-- START Raw records --
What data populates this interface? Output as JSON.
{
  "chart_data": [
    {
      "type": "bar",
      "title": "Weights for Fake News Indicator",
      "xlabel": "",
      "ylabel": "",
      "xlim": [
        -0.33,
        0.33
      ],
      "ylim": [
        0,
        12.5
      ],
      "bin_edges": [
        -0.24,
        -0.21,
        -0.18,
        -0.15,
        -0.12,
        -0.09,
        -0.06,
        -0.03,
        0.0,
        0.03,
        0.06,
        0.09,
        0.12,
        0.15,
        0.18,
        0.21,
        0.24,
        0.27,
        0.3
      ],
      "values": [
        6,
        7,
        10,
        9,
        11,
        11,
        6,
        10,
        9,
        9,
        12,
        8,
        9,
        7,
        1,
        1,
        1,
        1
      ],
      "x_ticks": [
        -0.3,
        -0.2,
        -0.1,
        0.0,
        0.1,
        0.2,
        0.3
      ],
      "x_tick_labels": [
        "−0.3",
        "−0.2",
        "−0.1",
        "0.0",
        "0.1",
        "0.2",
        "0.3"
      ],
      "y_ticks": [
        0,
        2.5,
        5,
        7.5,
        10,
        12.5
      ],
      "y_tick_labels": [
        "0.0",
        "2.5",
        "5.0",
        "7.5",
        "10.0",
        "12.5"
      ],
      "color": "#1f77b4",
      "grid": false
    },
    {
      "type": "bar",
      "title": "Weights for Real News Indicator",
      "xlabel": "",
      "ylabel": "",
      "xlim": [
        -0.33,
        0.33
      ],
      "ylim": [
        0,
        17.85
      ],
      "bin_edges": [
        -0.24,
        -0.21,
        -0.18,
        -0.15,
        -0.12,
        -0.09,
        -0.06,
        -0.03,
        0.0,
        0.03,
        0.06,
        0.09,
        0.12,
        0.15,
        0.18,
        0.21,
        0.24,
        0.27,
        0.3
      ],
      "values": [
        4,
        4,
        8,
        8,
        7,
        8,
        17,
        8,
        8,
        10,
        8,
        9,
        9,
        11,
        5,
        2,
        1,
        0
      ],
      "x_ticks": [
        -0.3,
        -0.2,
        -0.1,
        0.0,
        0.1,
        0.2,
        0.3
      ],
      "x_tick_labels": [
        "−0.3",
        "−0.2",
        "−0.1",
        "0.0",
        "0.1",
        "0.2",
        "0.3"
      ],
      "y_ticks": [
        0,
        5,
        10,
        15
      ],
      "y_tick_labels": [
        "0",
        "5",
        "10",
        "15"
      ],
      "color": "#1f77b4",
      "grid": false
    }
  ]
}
-- END Raw records --
What is asked
In the entries above, some lines may contain the string "title"; report how many, without additional comment.

Result for this exercise
2